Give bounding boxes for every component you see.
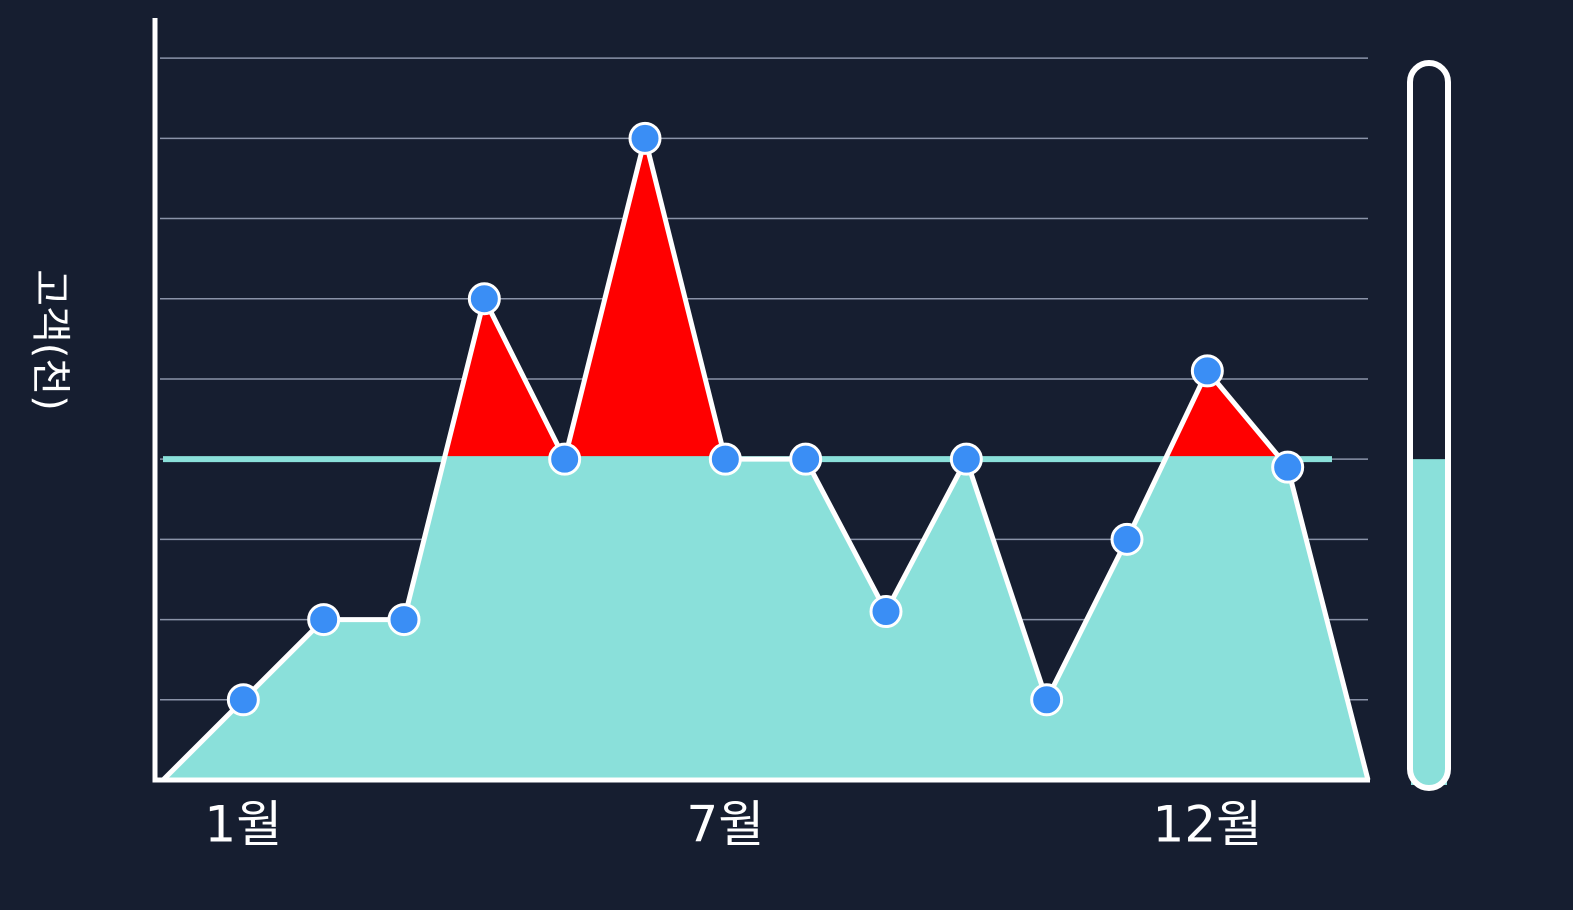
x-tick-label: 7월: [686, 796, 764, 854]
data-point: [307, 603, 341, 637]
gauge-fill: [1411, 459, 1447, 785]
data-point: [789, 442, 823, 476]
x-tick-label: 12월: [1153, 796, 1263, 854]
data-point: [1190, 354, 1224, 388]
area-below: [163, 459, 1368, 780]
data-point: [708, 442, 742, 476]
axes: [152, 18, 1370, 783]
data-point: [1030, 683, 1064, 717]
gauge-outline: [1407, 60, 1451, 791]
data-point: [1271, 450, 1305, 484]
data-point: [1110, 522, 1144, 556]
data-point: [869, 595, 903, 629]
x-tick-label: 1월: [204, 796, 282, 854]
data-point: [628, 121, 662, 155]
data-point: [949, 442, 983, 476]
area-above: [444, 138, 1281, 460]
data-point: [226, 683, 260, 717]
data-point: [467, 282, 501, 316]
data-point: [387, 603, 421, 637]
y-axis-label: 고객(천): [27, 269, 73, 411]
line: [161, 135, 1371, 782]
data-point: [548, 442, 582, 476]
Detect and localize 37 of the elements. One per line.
•••••
| PROBLEM STATEMENT |
Can you copy every row above word for word, without the picture?

| RESULT FOR THIS EXERCISE |
Give bounding boxes for every component you see.
x-tick-label: 7월: [686, 796, 764, 854]
data-point: [307, 603, 341, 637]
gauge-fill: [1411, 459, 1447, 785]
data-point: [789, 442, 823, 476]
x-tick-label: 12월: [1153, 796, 1263, 854]
data-point: [1190, 354, 1224, 388]
area-below: [163, 459, 1368, 780]
data-point: [708, 442, 742, 476]
axes: [152, 18, 1370, 783]
data-point: [1030, 683, 1064, 717]
gauge-outline: [1407, 60, 1451, 791]
data-point: [1271, 450, 1305, 484]
data-point: [1110, 522, 1144, 556]
data-point: [869, 595, 903, 629]
x-tick-label: 1월: [204, 796, 282, 854]
data-point: [628, 121, 662, 155]
data-point: [949, 442, 983, 476]
area-above: [444, 138, 1281, 460]
data-point: [226, 683, 260, 717]
data-point: [467, 282, 501, 316]
data-point: [387, 603, 421, 637]
y-axis-label: 고객(천): [27, 269, 73, 411]
line: [161, 135, 1371, 782]
data-point: [548, 442, 582, 476]
Detect and localize 37 of the elements. One per line.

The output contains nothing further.